- **WRITTEN EXERCISE**: Copy the material word for word, starting at its first line and ending at the line that contains "Text: and Flame: and".

- **RECORDS SUPPLIED**:
— Start —

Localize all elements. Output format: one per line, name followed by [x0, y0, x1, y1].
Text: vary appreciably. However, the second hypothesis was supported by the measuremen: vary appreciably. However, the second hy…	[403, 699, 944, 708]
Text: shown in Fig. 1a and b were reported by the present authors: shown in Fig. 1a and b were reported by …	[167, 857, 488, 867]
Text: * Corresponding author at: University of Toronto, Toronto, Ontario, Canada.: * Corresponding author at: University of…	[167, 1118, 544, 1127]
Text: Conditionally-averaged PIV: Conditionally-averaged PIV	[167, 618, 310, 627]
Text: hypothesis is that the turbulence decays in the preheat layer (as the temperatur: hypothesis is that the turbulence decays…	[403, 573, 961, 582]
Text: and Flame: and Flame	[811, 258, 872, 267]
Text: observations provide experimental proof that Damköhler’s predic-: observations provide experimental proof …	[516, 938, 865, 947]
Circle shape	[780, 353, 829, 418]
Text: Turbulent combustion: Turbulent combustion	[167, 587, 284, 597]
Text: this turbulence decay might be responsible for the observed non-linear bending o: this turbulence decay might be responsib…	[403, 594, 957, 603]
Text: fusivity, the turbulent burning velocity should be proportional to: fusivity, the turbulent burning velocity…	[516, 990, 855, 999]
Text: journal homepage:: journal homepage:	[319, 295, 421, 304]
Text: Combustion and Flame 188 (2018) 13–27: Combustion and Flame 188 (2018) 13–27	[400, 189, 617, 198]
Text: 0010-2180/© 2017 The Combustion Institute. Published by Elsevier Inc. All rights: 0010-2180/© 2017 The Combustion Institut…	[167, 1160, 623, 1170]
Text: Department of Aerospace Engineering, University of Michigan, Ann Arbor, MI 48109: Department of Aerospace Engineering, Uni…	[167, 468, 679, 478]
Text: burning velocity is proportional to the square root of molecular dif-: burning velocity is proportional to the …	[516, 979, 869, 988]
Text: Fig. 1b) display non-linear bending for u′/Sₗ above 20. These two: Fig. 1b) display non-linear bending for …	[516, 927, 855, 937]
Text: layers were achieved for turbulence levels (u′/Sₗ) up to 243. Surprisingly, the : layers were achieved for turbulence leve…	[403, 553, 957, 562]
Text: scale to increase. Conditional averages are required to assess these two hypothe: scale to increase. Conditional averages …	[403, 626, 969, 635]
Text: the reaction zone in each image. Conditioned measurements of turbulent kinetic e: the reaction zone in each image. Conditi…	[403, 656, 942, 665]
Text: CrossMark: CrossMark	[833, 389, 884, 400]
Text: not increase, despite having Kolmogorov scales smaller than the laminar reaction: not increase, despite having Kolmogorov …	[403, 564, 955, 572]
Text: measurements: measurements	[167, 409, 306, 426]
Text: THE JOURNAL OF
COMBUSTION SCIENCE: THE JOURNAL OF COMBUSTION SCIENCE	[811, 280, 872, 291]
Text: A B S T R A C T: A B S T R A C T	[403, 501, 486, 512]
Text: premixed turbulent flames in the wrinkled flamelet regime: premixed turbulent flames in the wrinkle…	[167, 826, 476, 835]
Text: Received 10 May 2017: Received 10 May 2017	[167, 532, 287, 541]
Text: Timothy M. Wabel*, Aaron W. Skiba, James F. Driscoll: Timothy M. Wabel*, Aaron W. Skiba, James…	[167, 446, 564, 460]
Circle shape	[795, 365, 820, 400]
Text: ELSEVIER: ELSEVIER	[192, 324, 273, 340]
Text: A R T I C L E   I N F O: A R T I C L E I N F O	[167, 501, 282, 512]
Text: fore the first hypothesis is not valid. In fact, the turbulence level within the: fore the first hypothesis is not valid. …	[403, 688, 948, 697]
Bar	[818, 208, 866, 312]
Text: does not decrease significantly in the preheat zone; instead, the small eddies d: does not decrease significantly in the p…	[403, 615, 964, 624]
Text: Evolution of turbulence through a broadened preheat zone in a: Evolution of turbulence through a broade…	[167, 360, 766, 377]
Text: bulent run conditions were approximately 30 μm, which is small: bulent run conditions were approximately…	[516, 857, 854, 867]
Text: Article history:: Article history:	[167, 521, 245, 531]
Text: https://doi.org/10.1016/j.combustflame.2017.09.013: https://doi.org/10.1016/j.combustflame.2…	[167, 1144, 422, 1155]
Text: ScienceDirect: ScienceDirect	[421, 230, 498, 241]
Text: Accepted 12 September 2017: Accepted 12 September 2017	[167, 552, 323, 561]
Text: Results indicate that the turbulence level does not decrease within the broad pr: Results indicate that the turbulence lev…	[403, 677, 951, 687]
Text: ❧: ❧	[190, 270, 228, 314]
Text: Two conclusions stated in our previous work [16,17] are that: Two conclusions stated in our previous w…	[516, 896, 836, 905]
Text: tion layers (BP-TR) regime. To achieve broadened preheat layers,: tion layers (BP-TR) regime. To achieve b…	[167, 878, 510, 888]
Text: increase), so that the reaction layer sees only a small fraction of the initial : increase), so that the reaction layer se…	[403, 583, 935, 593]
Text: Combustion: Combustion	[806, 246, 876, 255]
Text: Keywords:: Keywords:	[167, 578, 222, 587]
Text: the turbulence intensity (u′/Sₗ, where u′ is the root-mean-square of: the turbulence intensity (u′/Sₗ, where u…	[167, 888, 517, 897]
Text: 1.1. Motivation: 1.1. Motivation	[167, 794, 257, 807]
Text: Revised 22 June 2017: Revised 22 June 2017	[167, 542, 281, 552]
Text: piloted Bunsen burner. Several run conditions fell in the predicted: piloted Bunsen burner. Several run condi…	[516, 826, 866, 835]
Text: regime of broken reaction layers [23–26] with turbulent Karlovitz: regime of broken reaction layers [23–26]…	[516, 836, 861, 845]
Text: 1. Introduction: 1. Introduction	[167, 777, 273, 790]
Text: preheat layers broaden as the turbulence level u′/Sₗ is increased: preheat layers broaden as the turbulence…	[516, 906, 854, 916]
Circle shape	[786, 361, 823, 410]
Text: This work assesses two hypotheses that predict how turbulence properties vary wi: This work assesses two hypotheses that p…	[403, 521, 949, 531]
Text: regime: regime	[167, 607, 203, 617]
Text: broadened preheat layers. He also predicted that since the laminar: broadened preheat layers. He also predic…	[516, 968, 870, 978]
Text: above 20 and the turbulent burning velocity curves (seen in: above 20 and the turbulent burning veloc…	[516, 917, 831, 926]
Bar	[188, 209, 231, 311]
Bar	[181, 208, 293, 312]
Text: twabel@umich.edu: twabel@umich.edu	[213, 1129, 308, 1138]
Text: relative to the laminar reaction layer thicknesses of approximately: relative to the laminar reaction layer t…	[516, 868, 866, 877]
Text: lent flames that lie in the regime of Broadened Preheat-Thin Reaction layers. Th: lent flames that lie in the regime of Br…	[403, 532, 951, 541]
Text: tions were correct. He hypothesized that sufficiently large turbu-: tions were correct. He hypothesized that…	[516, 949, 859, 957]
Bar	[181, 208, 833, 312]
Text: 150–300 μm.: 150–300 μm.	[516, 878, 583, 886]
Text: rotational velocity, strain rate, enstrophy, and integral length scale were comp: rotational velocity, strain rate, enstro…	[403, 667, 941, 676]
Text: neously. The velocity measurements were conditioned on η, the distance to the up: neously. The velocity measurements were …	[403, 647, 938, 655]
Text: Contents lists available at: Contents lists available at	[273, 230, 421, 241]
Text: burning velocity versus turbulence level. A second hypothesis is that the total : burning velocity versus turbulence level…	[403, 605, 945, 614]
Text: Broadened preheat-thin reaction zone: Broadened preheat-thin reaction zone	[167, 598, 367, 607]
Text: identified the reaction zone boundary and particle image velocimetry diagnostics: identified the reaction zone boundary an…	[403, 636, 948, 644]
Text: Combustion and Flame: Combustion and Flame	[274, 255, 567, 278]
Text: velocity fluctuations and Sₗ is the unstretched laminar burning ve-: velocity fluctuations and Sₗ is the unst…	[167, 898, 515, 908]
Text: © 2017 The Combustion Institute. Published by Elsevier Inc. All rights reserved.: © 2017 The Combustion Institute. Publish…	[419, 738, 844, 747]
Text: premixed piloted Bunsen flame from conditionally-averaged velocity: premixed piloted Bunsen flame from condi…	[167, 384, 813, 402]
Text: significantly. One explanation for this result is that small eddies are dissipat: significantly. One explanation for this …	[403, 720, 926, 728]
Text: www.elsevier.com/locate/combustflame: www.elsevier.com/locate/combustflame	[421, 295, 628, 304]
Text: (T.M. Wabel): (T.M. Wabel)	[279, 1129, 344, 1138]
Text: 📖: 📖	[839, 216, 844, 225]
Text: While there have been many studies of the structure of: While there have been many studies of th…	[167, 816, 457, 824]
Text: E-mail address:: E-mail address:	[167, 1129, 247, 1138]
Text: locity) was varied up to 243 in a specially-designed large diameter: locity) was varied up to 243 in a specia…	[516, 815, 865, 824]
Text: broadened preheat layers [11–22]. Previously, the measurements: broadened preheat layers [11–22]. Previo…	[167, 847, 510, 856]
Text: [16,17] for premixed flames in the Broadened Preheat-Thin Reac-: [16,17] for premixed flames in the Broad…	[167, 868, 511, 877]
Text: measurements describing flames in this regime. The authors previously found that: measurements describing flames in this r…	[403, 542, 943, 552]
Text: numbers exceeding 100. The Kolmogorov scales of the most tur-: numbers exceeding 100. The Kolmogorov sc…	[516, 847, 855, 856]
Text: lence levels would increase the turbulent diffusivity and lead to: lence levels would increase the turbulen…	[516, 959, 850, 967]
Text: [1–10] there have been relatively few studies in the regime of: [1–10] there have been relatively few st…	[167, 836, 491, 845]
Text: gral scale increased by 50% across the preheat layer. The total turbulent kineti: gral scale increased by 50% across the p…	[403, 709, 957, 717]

— End —

- **SOLUTION**:
Localize all elements. Output format: one per line, name followed by [x0, y0, x1, y1].
Text: vary appreciably. However, the second hypothesis was supported by the measuremen: vary appreciably. However, the second hy…	[403, 699, 944, 708]
Text: shown in Fig. 1a and b were reported by the present authors: shown in Fig. 1a and b were reported by …	[167, 857, 488, 867]
Text: * Corresponding author at: University of Toronto, Toronto, Ontario, Canada.: * Corresponding author at: University of…	[167, 1118, 544, 1127]
Text: Conditionally-averaged PIV: Conditionally-averaged PIV	[167, 618, 310, 627]
Text: hypothesis is that the turbulence decays in the preheat layer (as the temperatur: hypothesis is that the turbulence decays…	[403, 573, 961, 582]
Text: and Flame: and Flame	[811, 258, 872, 267]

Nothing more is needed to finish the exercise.